_BRIEF_
The data below should be restated word for word, with every picture omitted.

(Figure data in JSON)
* START *
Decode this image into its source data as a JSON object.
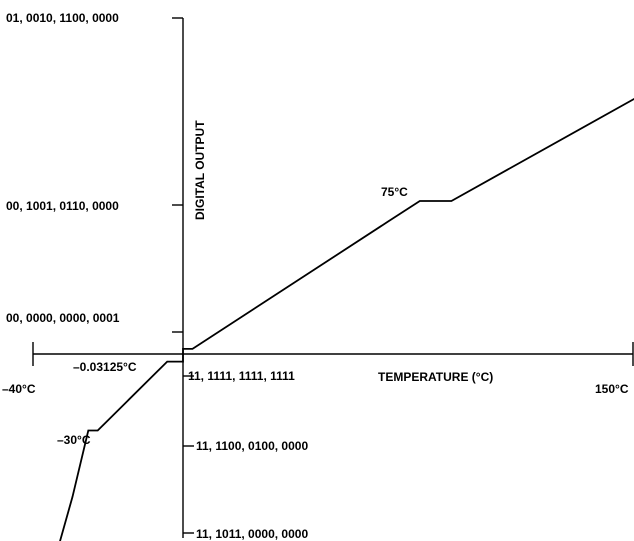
{
  "chart_data": {
    "type": "line",
    "xlabel": "TEMPERATURE (°C)",
    "ylabel": "DIGITAL OUTPUT",
    "x_endpoint_labels": [
      "–40°C",
      "150°C"
    ],
    "y_tick_labels_positive": [
      "01, 0010, 1100, 0000",
      "00, 1001, 0110, 0000",
      "00, 0000, 0000, 0001"
    ],
    "y_tick_labels_negative": [
      "11, 1111, 1111, 1111",
      "11, 1100, 0100, 0000",
      "11, 1011, 0000, 0000"
    ],
    "annotations": [
      "75°C",
      "–30°C",
      "–0.03125°C"
    ],
    "series": [
      {
        "x": [
          -40,
          -35,
          -30,
          -27,
          -5,
          0,
          0,
          3,
          65,
          75,
          85,
          150
        ],
        "y": [
          -78,
          -56,
          -30,
          -30,
          -3,
          -3,
          2,
          2,
          52,
          60,
          60,
          105
        ]
      }
    ]
  }
}
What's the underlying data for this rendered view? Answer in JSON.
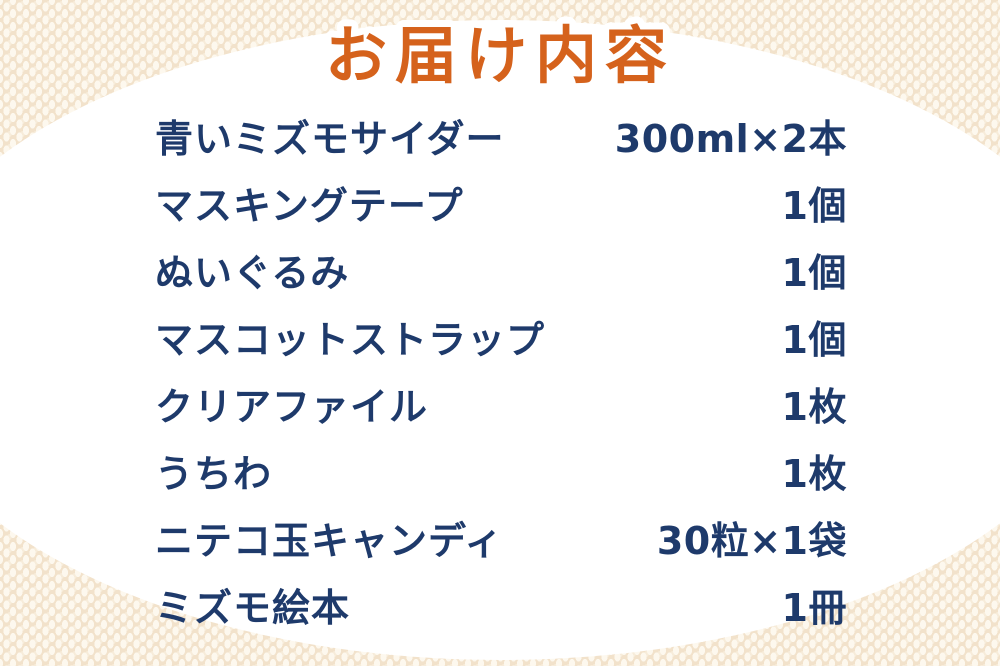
{
  "title": "お届け内容",
  "colors": {
    "accent_orange": "#d5621c",
    "text_navy": "#1e3a6b",
    "background_beige": "#f2e2cb",
    "pattern_cream": "#fdf8ee",
    "panel_white": "#ffffff"
  },
  "items": [
    {
      "name": "青いミズモサイダー",
      "qty": "300ml×2本"
    },
    {
      "name": "マスキングテープ",
      "qty": "1個"
    },
    {
      "name": "ぬいぐるみ",
      "qty": "1個"
    },
    {
      "name": "マスコットストラップ",
      "qty": "1個"
    },
    {
      "name": "クリアファイル",
      "qty": "1枚"
    },
    {
      "name": "うちわ",
      "qty": "1枚"
    },
    {
      "name": "ニテコ玉キャンディ",
      "qty": "30粒×1袋"
    },
    {
      "name": "ミズモ絵本",
      "qty": "1冊"
    }
  ]
}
* END *
_REPLY_
Decode this image into its source data as a JSON object.
{
  "chart_data": {
    "type": "line",
    "xlabel": "TEMPERATURE (°C)",
    "ylabel": "DIGITAL OUTPUT",
    "x_endpoint_labels": [
      "–40°C",
      "150°C"
    ],
    "y_tick_labels_positive": [
      "01, 0010, 1100, 0000",
      "00, 1001, 0110, 0000",
      "00, 0000, 0000, 0001"
    ],
    "y_tick_labels_negative": [
      "11, 1111, 1111, 1111",
      "11, 1100, 0100, 0000",
      "11, 1011, 0000, 0000"
    ],
    "annotations": [
      "75°C",
      "–30°C",
      "–0.03125°C"
    ],
    "series": [
      {
        "x": [
          -40,
          -35,
          -30,
          -27,
          -5,
          0,
          0,
          3,
          65,
          75,
          85,
          150
        ],
        "y": [
          -78,
          -56,
          -30,
          -30,
          -3,
          -3,
          2,
          2,
          52,
          60,
          60,
          105
        ]
      }
    ]
  }
}
What's the underlying data for this rendered view? Answer in JSON.
{
  "title": "お届け内容",
  "colors": {
    "accent_orange": "#d5621c",
    "text_navy": "#1e3a6b",
    "background_beige": "#f2e2cb",
    "pattern_cream": "#fdf8ee",
    "panel_white": "#ffffff"
  },
  "items": [
    {
      "name": "青いミズモサイダー",
      "qty": "300ml×2本"
    },
    {
      "name": "マスキングテープ",
      "qty": "1個"
    },
    {
      "name": "ぬいぐるみ",
      "qty": "1個"
    },
    {
      "name": "マスコットストラップ",
      "qty": "1個"
    },
    {
      "name": "クリアファイル",
      "qty": "1枚"
    },
    {
      "name": "うちわ",
      "qty": "1枚"
    },
    {
      "name": "ニテコ玉キャンディ",
      "qty": "30粒×1袋"
    },
    {
      "name": "ミズモ絵本",
      "qty": "1冊"
    }
  ]
}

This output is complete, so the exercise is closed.